Exactly as written, retype the listing below, omitting the pictures.

» **Material provided**
○ ○ ○ ○ ○
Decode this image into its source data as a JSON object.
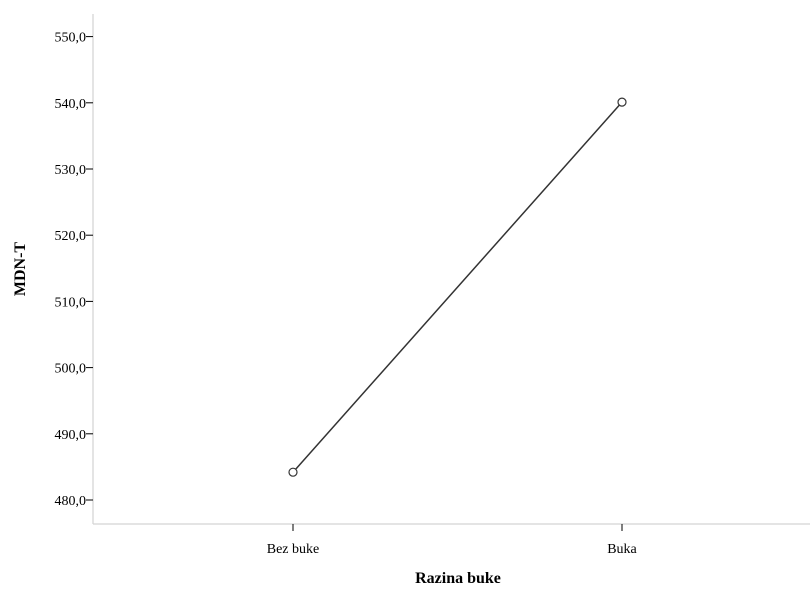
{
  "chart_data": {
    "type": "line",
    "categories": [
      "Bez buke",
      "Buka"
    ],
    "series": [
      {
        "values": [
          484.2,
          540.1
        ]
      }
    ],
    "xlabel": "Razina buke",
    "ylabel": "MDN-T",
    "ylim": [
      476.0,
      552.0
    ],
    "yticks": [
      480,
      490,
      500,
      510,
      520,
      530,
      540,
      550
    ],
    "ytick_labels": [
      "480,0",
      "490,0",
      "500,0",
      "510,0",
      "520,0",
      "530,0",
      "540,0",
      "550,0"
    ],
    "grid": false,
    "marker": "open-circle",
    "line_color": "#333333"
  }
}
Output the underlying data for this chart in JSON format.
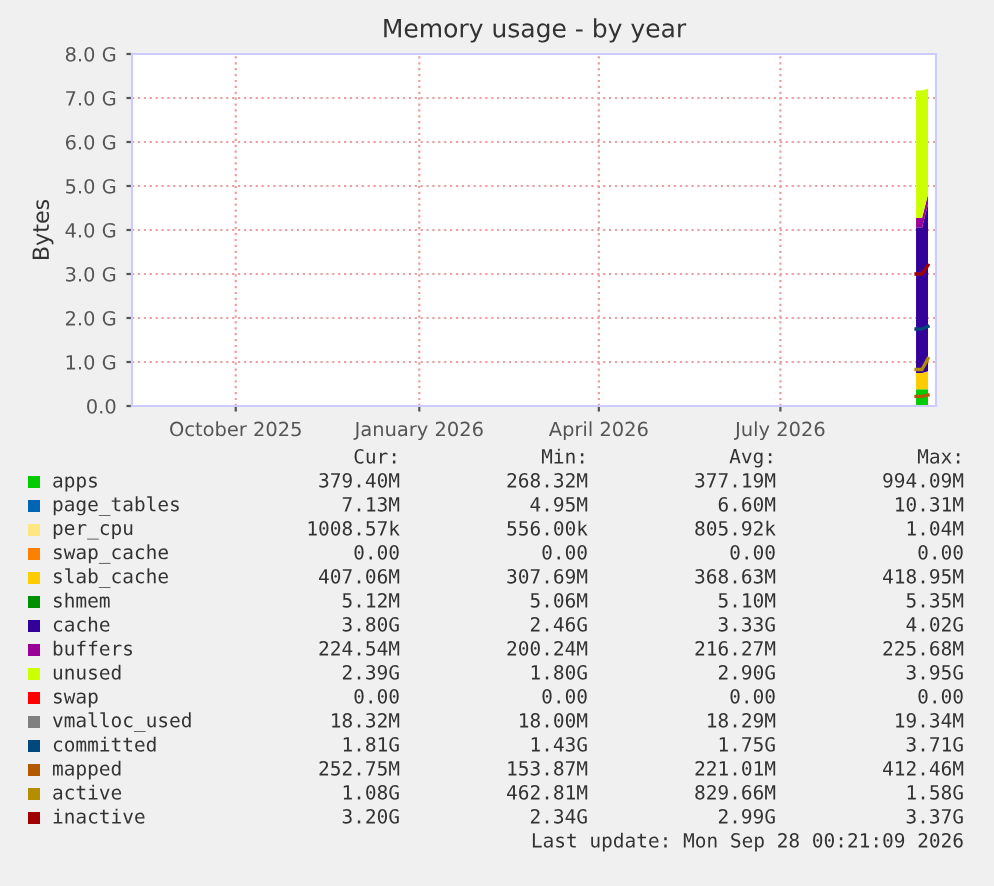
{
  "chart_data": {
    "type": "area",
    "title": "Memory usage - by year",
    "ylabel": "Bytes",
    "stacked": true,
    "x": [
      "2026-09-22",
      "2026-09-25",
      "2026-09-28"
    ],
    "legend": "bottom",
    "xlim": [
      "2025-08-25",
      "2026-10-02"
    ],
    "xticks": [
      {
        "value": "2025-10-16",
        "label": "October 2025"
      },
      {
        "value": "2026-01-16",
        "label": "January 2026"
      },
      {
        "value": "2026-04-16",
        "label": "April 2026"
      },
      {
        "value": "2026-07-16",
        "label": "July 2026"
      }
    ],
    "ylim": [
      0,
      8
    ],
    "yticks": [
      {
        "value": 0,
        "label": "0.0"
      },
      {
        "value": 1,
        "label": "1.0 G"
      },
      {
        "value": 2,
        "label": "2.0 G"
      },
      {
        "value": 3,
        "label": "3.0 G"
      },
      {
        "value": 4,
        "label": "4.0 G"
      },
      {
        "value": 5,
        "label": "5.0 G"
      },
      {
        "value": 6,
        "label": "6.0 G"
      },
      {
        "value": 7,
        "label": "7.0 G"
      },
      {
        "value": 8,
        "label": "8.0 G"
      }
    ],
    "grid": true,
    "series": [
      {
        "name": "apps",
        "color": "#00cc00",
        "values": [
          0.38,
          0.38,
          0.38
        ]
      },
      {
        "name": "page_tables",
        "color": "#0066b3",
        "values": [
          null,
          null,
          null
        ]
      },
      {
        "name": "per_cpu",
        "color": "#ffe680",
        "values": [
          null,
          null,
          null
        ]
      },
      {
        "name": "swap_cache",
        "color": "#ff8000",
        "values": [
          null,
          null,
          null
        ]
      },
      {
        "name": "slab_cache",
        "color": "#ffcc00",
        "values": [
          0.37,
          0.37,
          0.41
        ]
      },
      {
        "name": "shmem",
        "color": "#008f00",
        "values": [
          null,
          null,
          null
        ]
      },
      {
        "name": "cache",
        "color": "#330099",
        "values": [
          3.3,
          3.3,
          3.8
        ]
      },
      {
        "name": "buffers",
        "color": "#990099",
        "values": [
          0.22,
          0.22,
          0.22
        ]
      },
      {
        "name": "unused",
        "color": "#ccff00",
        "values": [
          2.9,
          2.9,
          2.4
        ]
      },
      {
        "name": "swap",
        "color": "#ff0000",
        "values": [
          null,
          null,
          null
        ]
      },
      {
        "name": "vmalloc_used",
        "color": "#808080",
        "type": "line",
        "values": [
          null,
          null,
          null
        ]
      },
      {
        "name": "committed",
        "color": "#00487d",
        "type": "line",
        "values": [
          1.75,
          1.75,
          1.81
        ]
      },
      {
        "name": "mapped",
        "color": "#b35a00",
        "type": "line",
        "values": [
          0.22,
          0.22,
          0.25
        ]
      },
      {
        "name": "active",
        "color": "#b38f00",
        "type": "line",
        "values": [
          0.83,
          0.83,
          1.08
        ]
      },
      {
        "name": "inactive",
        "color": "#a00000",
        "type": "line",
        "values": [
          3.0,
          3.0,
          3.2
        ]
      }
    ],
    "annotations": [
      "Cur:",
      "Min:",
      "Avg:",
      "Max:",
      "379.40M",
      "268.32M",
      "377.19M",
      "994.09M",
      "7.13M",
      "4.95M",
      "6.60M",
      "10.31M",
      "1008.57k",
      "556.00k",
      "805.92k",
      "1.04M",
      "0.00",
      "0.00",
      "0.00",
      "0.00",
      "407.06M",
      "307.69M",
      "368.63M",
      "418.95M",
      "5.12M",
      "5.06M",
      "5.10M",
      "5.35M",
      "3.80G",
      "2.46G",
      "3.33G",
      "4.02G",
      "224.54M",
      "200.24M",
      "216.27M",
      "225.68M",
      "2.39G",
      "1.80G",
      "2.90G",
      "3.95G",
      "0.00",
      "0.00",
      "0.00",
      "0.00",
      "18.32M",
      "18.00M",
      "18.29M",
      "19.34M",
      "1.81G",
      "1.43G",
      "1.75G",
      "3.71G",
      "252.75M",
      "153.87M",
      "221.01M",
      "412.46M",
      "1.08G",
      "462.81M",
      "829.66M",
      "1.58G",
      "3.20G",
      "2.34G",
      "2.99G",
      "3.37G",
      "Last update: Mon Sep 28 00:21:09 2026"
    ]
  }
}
○ ○ ○ ○ ○
» **Full solution**
Decode this image into its source data as a JSON object.
{
  "chart_data": {
    "type": "line",
    "categories": [
      "Bez buke",
      "Buka"
    ],
    "series": [
      {
        "values": [
          484.2,
          540.1
        ]
      }
    ],
    "xlabel": "Razina buke",
    "ylabel": "MDN-T",
    "ylim": [
      476.0,
      552.0
    ],
    "yticks": [
      480,
      490,
      500,
      510,
      520,
      530,
      540,
      550
    ],
    "ytick_labels": [
      "480,0",
      "490,0",
      "500,0",
      "510,0",
      "520,0",
      "530,0",
      "540,0",
      "550,0"
    ],
    "grid": false,
    "marker": "open-circle",
    "line_color": "#333333"
  }
}
Output the underlying data for this chart in JSON format.
{
  "chart_data": {
    "type": "area",
    "title": "Memory usage - by year",
    "ylabel": "Bytes",
    "stacked": true,
    "x": [
      "2026-09-22",
      "2026-09-25",
      "2026-09-28"
    ],
    "legend": "bottom",
    "xlim": [
      "2025-08-25",
      "2026-10-02"
    ],
    "xticks": [
      {
        "value": "2025-10-16",
        "label": "October 2025"
      },
      {
        "value": "2026-01-16",
        "label": "January 2026"
      },
      {
        "value": "2026-04-16",
        "label": "April 2026"
      },
      {
        "value": "2026-07-16",
        "label": "July 2026"
      }
    ],
    "ylim": [
      0,
      8
    ],
    "yticks": [
      {
        "value": 0,
        "label": "0.0"
      },
      {
        "value": 1,
        "label": "1.0 G"
      },
      {
        "value": 2,
        "label": "2.0 G"
      },
      {
        "value": 3,
        "label": "3.0 G"
      },
      {
        "value": 4,
        "label": "4.0 G"
      },
      {
        "value": 5,
        "label": "5.0 G"
      },
      {
        "value": 6,
        "label": "6.0 G"
      },
      {
        "value": 7,
        "label": "7.0 G"
      },
      {
        "value": 8,
        "label": "8.0 G"
      }
    ],
    "grid": true,
    "series": [
      {
        "name": "apps",
        "color": "#00cc00",
        "values": [
          0.38,
          0.38,
          0.38
        ]
      },
      {
        "name": "page_tables",
        "color": "#0066b3",
        "values": [
          null,
          null,
          null
        ]
      },
      {
        "name": "per_cpu",
        "color": "#ffe680",
        "values": [
          null,
          null,
          null
        ]
      },
      {
        "name": "swap_cache",
        "color": "#ff8000",
        "values": [
          null,
          null,
          null
        ]
      },
      {
        "name": "slab_cache",
        "color": "#ffcc00",
        "values": [
          0.37,
          0.37,
          0.41
        ]
      },
      {
        "name": "shmem",
        "color": "#008f00",
        "values": [
          null,
          null,
          null
        ]
      },
      {
        "name": "cache",
        "color": "#330099",
        "values": [
          3.3,
          3.3,
          3.8
        ]
      },
      {
        "name": "buffers",
        "color": "#990099",
        "values": [
          0.22,
          0.22,
          0.22
        ]
      },
      {
        "name": "unused",
        "color": "#ccff00",
        "values": [
          2.9,
          2.9,
          2.4
        ]
      },
      {
        "name": "swap",
        "color": "#ff0000",
        "values": [
          null,
          null,
          null
        ]
      },
      {
        "name": "vmalloc_used",
        "color": "#808080",
        "type": "line",
        "values": [
          null,
          null,
          null
        ]
      },
      {
        "name": "committed",
        "color": "#00487d",
        "type": "line",
        "values": [
          1.75,
          1.75,
          1.81
        ]
      },
      {
        "name": "mapped",
        "color": "#b35a00",
        "type": "line",
        "values": [
          0.22,
          0.22,
          0.25
        ]
      },
      {
        "name": "active",
        "color": "#b38f00",
        "type": "line",
        "values": [
          0.83,
          0.83,
          1.08
        ]
      },
      {
        "name": "inactive",
        "color": "#a00000",
        "type": "line",
        "values": [
          3.0,
          3.0,
          3.2
        ]
      }
    ],
    "annotations": [
      "Cur:",
      "Min:",
      "Avg:",
      "Max:",
      "379.40M",
      "268.32M",
      "377.19M",
      "994.09M",
      "7.13M",
      "4.95M",
      "6.60M",
      "10.31M",
      "1008.57k",
      "556.00k",
      "805.92k",
      "1.04M",
      "0.00",
      "0.00",
      "0.00",
      "0.00",
      "407.06M",
      "307.69M",
      "368.63M",
      "418.95M",
      "5.12M",
      "5.06M",
      "5.10M",
      "5.35M",
      "3.80G",
      "2.46G",
      "3.33G",
      "4.02G",
      "224.54M",
      "200.24M",
      "216.27M",
      "225.68M",
      "2.39G",
      "1.80G",
      "2.90G",
      "3.95G",
      "0.00",
      "0.00",
      "0.00",
      "0.00",
      "18.32M",
      "18.00M",
      "18.29M",
      "19.34M",
      "1.81G",
      "1.43G",
      "1.75G",
      "3.71G",
      "252.75M",
      "153.87M",
      "221.01M",
      "412.46M",
      "1.08G",
      "462.81M",
      "829.66M",
      "1.58G",
      "3.20G",
      "2.34G",
      "2.99G",
      "3.37G",
      "Last update: Mon Sep 28 00:21:09 2026"
    ]
  }
}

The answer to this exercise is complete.